• Given data
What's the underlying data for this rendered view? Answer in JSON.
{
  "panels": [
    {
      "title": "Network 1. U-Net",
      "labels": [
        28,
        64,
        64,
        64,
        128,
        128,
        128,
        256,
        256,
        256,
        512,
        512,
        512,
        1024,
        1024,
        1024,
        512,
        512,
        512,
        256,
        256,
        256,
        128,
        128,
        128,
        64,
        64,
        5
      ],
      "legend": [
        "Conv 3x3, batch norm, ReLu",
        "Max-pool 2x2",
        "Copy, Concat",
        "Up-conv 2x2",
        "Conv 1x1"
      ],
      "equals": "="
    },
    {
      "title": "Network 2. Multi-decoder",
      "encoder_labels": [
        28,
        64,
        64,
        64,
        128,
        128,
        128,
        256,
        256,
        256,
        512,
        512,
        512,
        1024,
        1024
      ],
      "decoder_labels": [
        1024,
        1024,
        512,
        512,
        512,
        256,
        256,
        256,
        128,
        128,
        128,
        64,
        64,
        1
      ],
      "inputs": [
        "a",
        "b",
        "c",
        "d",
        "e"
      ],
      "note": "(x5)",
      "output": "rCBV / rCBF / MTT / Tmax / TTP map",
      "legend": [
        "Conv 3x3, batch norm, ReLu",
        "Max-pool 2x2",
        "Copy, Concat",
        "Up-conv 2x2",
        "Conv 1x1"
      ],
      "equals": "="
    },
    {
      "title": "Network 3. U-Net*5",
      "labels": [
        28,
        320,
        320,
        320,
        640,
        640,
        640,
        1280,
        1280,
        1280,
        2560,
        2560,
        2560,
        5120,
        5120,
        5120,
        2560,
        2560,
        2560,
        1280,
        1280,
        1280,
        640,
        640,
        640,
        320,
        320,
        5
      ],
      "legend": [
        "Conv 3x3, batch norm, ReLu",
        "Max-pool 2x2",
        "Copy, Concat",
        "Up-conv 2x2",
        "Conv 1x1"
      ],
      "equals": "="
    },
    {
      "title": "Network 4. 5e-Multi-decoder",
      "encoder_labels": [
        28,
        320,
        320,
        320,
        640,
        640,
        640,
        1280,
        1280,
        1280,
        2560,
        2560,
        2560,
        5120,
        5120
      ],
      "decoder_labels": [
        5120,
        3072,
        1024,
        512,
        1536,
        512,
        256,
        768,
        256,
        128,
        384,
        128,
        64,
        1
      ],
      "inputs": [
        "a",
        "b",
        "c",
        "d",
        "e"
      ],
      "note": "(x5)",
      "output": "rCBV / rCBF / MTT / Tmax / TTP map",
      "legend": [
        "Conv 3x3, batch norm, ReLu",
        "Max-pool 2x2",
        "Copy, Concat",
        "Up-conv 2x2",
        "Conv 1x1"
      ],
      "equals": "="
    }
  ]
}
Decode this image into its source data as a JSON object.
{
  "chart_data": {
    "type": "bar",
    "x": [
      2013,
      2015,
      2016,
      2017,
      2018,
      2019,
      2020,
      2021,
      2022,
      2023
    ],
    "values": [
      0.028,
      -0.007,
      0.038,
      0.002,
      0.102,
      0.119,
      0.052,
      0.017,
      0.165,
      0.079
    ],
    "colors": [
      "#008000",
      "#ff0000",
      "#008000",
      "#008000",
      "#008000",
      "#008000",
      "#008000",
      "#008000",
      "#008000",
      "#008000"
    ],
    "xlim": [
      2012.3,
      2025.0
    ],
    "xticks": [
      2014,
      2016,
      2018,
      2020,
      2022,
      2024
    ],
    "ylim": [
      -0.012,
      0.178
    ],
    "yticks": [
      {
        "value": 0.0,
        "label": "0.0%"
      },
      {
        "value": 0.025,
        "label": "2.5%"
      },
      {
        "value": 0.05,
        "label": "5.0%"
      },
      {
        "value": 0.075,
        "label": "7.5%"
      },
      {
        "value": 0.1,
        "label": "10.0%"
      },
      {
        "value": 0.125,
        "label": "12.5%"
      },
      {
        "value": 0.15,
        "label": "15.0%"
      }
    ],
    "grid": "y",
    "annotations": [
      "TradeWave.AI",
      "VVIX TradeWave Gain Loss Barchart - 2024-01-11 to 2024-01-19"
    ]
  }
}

• What to work on
Gather all lines where the word "TradeWave" appears.

• The completed task
      "TradeWave.AI",
      "VVIX TradeWave Gain Loss Barchart - 2024-01-11 to 2024-01-19"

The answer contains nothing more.